- **Objective**
Write out every entry, unchanged. Skip any picture.

- **Record set**
>> start
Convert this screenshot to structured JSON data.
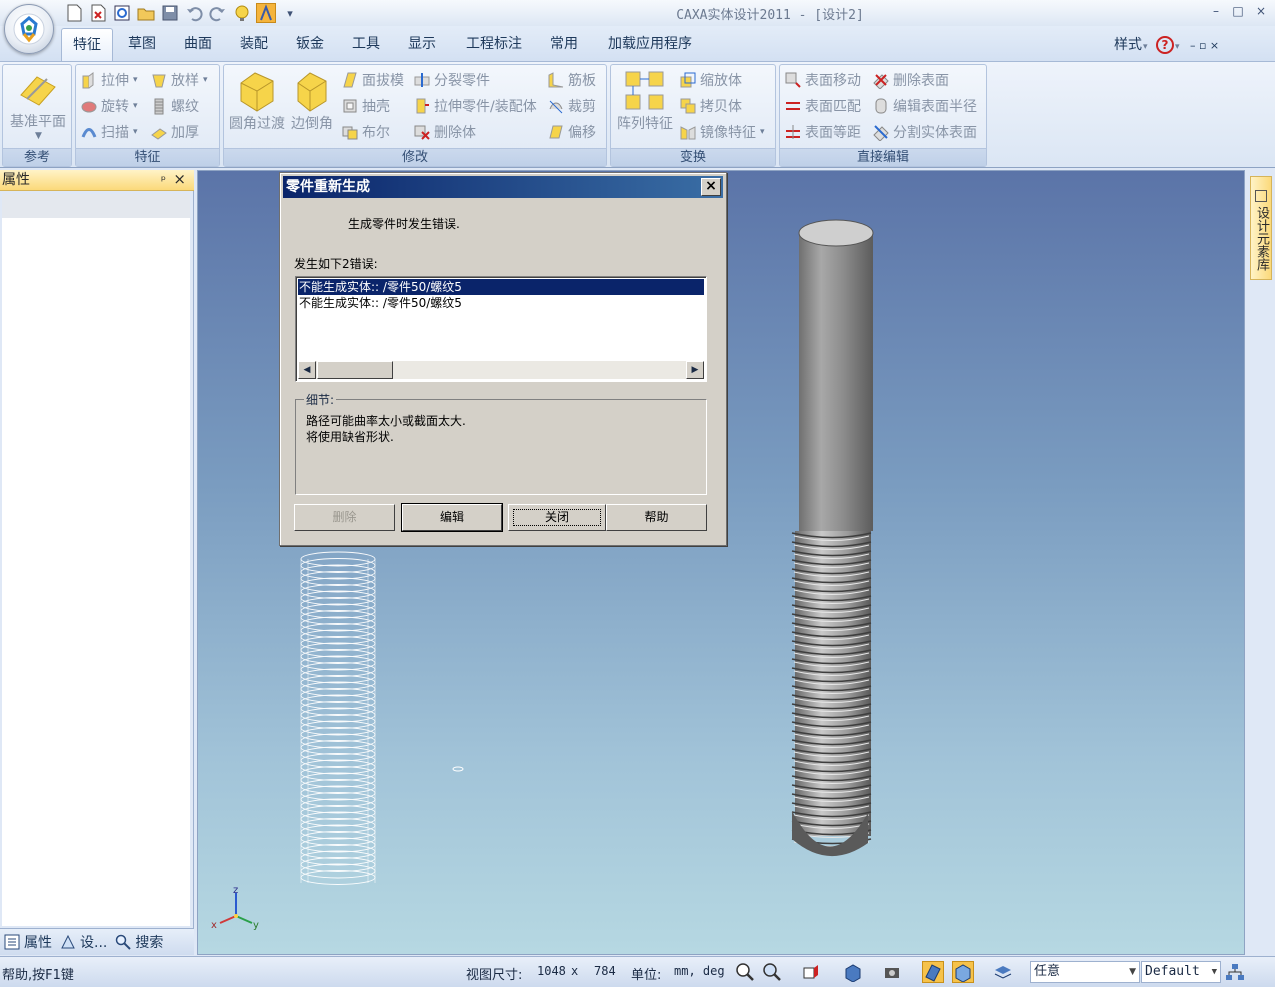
{
  "window": {
    "title": "CAXA实体设计2011 - [设计2]",
    "controls": {
      "minimize": "–",
      "restore": "□",
      "close": "×"
    }
  },
  "quick_access": {
    "icons": [
      "new-icon",
      "open-red-icon",
      "refresh-doc-icon",
      "folder-icon",
      "save-icon",
      "undo-icon",
      "redo-icon",
      "bulb-icon",
      "tool-icon"
    ],
    "overflow": "▾"
  },
  "tabs": [
    "特征",
    "草图",
    "曲面",
    "装配",
    "钣金",
    "工具",
    "显示",
    "工程标注",
    "常用",
    "加载应用程序"
  ],
  "active_tab": "特征",
  "style_menu": {
    "label": "样式",
    "help": "?",
    "mini_controls": "– ▫ ×"
  },
  "ribbon": {
    "reference": {
      "label": "参考",
      "big_button": "基准平面"
    },
    "features": {
      "label": "特征",
      "items": [
        "拉伸",
        "放样",
        "旋转",
        "螺纹",
        "扫描",
        "加厚"
      ]
    },
    "modify": {
      "label": "修改",
      "big_buttons": [
        "圆角过渡",
        "边倒角"
      ],
      "items": [
        "面拔模",
        "分裂零件",
        "筋板",
        "抽壳",
        "拉伸零件/装配体",
        "裁剪",
        "布尔",
        "删除体",
        "偏移"
      ]
    },
    "transform": {
      "label": "变换",
      "big_button": "阵列特征",
      "items": [
        "缩放体",
        "拷贝体",
        "镜像特征"
      ]
    },
    "direct_edit": {
      "label": "直接编辑",
      "items": [
        "表面移动",
        "删除表面",
        "表面匹配",
        "编辑表面半径",
        "表面等距",
        "分割实体表面"
      ]
    }
  },
  "left_panel": {
    "header": "属性",
    "pin": "ᵖ",
    "close": "×",
    "tabs": [
      "属性",
      "设...",
      "搜索"
    ]
  },
  "right_dock": {
    "tab": "设计元素库"
  },
  "dialog": {
    "title": "零件重新生成",
    "close": "×",
    "message": "生成零件时发生错误.",
    "list_label": "发生如下2错误:",
    "errors": [
      "不能生成实体:: /零件50/螺纹5",
      "不能生成实体:: /零件50/螺纹5"
    ],
    "selected_index": 0,
    "detail_legend": "细节:",
    "details": [
      "路径可能曲率太小或截面太大.",
      "将使用缺省形状."
    ],
    "buttons": {
      "delete": "删除",
      "edit": "编辑",
      "close": "关闭",
      "help": "帮助"
    }
  },
  "status": {
    "help": "帮助,按F1键",
    "view_size_label": "视图尺寸:",
    "view_size_w": "1048",
    "view_size_x": "x",
    "view_size_h": "784",
    "unit_label": "单位:",
    "units": "mm, deg",
    "combo_any": "任意",
    "combo_style": "Default"
  },
  "axis": {
    "x": "x",
    "y": "y",
    "z": "z"
  },
  "colors": {
    "ribbon_bg": "#dfe8f6",
    "dialog_title": "#0a246a",
    "selected_row": "#0a246a",
    "viewport_top": "#5b74a8",
    "viewport_bottom": "#b6d8e2"
  }
}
>> end
- **Final result**
Convert this screenshot to structured JSON data.
{
  "window": {
    "title": "CAXA实体设计2011 - [设计2]",
    "controls": {
      "minimize": "–",
      "restore": "□",
      "close": "×"
    }
  },
  "quick_access": {
    "icons": [
      "new-icon",
      "open-red-icon",
      "refresh-doc-icon",
      "folder-icon",
      "save-icon",
      "undo-icon",
      "redo-icon",
      "bulb-icon",
      "tool-icon"
    ],
    "overflow": "▾"
  },
  "tabs": [
    "特征",
    "草图",
    "曲面",
    "装配",
    "钣金",
    "工具",
    "显示",
    "工程标注",
    "常用",
    "加载应用程序"
  ],
  "active_tab": "特征",
  "style_menu": {
    "label": "样式",
    "help": "?",
    "mini_controls": "– ▫ ×"
  },
  "ribbon": {
    "reference": {
      "label": "参考",
      "big_button": "基准平面"
    },
    "features": {
      "label": "特征",
      "items": [
        "拉伸",
        "放样",
        "旋转",
        "螺纹",
        "扫描",
        "加厚"
      ]
    },
    "modify": {
      "label": "修改",
      "big_buttons": [
        "圆角过渡",
        "边倒角"
      ],
      "items": [
        "面拔模",
        "分裂零件",
        "筋板",
        "抽壳",
        "拉伸零件/装配体",
        "裁剪",
        "布尔",
        "删除体",
        "偏移"
      ]
    },
    "transform": {
      "label": "变换",
      "big_button": "阵列特征",
      "items": [
        "缩放体",
        "拷贝体",
        "镜像特征"
      ]
    },
    "direct_edit": {
      "label": "直接编辑",
      "items": [
        "表面移动",
        "删除表面",
        "表面匹配",
        "编辑表面半径",
        "表面等距",
        "分割实体表面"
      ]
    }
  },
  "left_panel": {
    "header": "属性",
    "pin": "ᵖ",
    "close": "×",
    "tabs": [
      "属性",
      "设...",
      "搜索"
    ]
  },
  "right_dock": {
    "tab": "设计元素库"
  },
  "dialog": {
    "title": "零件重新生成",
    "close": "×",
    "message": "生成零件时发生错误.",
    "list_label": "发生如下2错误:",
    "errors": [
      "不能生成实体:: /零件50/螺纹5",
      "不能生成实体:: /零件50/螺纹5"
    ],
    "selected_index": 0,
    "detail_legend": "细节:",
    "details": [
      "路径可能曲率太小或截面太大.",
      "将使用缺省形状."
    ],
    "buttons": {
      "delete": "删除",
      "edit": "编辑",
      "close": "关闭",
      "help": "帮助"
    }
  },
  "status": {
    "help": "帮助,按F1键",
    "view_size_label": "视图尺寸:",
    "view_size_w": "1048",
    "view_size_x": "x",
    "view_size_h": "784",
    "unit_label": "单位:",
    "units": "mm, deg",
    "combo_any": "任意",
    "combo_style": "Default"
  },
  "axis": {
    "x": "x",
    "y": "y",
    "z": "z"
  },
  "colors": {
    "ribbon_bg": "#dfe8f6",
    "dialog_title": "#0a246a",
    "selected_row": "#0a246a",
    "viewport_top": "#5b74a8",
    "viewport_bottom": "#b6d8e2"
  }
}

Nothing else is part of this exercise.